SHORT TASK –
Report how many lines of the following entries include the string "screen"; respond with the number alone.

Extracted data entries:
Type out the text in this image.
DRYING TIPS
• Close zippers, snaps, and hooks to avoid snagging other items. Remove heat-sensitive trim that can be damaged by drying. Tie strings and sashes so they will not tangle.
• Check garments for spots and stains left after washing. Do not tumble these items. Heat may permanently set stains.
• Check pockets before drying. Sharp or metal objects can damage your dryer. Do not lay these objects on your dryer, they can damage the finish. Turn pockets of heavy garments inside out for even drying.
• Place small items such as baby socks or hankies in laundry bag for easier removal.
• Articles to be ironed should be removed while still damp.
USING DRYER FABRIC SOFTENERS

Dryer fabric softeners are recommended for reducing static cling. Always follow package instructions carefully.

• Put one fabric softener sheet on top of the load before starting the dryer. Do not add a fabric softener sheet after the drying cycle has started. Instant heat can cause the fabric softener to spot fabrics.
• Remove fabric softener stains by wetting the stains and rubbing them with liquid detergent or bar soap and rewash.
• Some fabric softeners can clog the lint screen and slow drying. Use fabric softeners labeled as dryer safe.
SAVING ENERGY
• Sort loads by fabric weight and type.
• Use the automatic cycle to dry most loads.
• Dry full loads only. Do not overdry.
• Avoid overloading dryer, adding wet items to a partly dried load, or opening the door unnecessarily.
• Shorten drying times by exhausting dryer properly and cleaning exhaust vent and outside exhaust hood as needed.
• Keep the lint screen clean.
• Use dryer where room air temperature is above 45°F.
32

WRITTEN ANSWER –
2